**Stored records:**
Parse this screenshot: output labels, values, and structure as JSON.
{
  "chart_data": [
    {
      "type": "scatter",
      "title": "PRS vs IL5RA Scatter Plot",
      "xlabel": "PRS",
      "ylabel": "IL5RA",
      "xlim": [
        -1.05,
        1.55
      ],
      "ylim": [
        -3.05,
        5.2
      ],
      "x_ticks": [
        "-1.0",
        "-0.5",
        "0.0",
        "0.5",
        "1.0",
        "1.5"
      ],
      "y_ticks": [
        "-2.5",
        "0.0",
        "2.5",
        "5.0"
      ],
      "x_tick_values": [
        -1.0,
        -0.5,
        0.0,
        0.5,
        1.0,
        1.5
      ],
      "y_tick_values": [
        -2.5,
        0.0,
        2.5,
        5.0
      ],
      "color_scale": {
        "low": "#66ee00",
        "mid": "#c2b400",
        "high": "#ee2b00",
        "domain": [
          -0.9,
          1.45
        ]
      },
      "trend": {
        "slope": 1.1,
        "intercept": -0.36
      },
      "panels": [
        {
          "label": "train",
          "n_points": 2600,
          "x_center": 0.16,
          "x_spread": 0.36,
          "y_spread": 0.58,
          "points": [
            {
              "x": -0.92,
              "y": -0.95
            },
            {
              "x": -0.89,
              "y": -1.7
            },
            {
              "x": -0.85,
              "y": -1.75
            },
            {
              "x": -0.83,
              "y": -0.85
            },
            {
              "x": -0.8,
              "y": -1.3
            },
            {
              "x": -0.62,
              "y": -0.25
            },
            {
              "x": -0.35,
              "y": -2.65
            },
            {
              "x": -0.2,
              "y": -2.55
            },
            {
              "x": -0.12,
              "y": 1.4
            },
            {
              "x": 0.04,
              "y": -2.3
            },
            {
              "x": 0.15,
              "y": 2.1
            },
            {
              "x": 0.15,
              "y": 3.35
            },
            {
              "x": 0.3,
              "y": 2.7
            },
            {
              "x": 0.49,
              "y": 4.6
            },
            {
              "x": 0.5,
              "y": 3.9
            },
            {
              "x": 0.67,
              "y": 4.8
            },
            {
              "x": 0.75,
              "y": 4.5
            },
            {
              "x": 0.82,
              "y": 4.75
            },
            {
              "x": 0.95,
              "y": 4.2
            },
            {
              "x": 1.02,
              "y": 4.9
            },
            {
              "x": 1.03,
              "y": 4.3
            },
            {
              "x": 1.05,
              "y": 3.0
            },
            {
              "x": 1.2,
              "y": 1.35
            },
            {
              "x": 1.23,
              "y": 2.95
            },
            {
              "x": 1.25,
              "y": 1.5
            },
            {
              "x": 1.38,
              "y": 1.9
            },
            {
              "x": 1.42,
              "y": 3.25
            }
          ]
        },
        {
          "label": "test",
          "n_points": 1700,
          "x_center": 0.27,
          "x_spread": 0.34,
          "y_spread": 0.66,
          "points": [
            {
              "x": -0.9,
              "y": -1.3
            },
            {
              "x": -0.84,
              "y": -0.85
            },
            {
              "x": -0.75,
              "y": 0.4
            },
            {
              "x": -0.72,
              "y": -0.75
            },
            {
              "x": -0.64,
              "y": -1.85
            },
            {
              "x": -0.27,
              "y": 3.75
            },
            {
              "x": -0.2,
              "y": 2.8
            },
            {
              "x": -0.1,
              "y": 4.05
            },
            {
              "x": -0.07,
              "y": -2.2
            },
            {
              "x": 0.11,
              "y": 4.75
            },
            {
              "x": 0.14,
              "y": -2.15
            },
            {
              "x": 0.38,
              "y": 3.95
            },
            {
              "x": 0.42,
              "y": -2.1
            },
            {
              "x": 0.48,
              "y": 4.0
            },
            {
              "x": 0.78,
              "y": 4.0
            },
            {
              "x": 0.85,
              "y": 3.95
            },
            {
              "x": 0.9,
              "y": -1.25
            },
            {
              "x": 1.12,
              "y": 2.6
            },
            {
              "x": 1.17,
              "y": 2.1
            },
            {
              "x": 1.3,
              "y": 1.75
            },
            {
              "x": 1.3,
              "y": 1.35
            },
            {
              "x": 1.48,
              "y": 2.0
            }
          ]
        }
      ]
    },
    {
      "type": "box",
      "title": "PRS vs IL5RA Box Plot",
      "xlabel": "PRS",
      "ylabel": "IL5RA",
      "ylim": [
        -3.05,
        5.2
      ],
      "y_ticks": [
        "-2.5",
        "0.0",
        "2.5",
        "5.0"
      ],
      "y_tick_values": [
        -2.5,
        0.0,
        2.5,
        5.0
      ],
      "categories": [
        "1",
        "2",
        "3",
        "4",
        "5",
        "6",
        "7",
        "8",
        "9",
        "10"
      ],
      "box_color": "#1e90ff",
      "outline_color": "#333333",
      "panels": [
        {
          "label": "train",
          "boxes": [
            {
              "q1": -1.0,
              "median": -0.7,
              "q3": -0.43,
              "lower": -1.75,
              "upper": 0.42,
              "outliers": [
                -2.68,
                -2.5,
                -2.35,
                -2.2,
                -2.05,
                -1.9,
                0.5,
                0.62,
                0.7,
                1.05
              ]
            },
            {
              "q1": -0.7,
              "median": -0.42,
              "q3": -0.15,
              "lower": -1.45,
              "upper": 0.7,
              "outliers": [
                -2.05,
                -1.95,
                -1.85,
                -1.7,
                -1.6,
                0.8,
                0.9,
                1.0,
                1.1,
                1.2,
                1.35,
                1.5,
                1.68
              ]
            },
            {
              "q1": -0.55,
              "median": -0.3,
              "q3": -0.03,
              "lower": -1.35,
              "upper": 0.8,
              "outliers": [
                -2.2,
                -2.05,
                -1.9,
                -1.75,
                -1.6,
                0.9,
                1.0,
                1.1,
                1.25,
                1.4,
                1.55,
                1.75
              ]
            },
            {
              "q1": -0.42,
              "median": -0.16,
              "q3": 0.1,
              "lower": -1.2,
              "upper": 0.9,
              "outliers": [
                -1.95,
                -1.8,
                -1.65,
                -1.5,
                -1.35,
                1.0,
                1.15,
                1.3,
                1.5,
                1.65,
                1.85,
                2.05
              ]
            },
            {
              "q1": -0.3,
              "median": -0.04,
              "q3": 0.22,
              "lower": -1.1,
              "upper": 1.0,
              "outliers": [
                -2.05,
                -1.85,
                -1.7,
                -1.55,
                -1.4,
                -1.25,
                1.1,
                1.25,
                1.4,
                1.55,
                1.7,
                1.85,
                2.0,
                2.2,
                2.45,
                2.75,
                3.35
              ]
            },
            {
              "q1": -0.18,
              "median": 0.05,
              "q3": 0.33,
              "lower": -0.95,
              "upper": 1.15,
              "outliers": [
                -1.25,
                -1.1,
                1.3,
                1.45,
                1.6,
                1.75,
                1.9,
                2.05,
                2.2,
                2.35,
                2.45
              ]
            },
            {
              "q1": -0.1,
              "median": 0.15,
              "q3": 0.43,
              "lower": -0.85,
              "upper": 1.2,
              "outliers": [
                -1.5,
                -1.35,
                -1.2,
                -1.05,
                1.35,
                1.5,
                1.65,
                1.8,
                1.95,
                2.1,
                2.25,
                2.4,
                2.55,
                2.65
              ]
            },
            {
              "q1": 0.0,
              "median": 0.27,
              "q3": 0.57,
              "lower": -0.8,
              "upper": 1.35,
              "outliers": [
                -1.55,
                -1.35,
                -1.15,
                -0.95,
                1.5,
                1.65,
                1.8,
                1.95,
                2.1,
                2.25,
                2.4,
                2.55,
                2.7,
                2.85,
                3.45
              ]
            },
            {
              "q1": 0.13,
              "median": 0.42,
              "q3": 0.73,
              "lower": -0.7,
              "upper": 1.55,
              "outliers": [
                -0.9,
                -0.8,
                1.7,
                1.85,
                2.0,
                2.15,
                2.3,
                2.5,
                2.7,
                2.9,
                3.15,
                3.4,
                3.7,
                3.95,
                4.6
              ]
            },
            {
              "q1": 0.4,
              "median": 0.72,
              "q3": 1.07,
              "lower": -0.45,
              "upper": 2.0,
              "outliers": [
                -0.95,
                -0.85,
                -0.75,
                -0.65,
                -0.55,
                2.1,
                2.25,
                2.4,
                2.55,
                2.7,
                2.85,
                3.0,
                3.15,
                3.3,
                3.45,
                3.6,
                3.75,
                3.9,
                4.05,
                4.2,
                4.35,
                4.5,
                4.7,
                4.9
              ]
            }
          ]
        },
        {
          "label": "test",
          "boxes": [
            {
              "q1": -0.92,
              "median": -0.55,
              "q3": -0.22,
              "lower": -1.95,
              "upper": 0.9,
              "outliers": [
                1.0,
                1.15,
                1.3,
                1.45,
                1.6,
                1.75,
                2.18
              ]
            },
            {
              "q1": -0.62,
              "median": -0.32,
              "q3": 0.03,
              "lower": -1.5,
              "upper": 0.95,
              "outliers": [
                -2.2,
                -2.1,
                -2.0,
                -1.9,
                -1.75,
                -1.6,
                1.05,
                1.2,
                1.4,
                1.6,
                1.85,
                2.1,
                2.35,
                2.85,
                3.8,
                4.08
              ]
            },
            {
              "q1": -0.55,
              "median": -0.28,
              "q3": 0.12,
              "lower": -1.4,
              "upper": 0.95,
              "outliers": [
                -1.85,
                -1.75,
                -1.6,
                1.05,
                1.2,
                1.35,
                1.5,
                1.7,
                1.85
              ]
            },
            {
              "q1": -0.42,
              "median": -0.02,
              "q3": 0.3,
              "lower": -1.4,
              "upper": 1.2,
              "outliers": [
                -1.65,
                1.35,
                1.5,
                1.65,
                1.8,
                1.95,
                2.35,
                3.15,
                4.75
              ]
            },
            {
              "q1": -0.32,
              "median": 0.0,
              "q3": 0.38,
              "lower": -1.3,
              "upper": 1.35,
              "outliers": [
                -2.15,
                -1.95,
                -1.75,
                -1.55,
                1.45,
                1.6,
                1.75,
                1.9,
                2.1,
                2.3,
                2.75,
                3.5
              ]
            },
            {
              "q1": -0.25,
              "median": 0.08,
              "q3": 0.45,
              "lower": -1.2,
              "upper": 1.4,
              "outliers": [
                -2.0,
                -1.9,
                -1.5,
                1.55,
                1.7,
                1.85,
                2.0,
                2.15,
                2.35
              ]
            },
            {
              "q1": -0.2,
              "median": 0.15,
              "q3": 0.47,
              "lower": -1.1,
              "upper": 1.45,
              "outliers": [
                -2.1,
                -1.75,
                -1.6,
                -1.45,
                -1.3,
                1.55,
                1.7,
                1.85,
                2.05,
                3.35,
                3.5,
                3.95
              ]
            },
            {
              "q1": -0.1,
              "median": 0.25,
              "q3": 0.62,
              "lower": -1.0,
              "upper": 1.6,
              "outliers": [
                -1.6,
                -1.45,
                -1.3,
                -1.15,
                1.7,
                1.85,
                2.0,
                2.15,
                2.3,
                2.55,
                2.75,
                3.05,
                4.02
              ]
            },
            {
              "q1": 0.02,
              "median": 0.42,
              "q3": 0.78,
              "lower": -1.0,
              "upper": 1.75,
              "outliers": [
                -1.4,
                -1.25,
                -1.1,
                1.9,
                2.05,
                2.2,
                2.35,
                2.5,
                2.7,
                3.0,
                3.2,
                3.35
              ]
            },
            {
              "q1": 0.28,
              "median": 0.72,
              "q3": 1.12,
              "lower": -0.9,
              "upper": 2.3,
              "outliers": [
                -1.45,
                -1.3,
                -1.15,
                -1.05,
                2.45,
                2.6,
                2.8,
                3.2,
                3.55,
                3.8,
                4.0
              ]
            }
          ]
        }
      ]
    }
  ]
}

**Short task:** Gather up every line in the data above that contains the word "title", copying each one.

**Response to this exercise:**
      "title": "PRS vs IL5RA Scatter Plot",
      "title": "PRS vs IL5RA Box Plot",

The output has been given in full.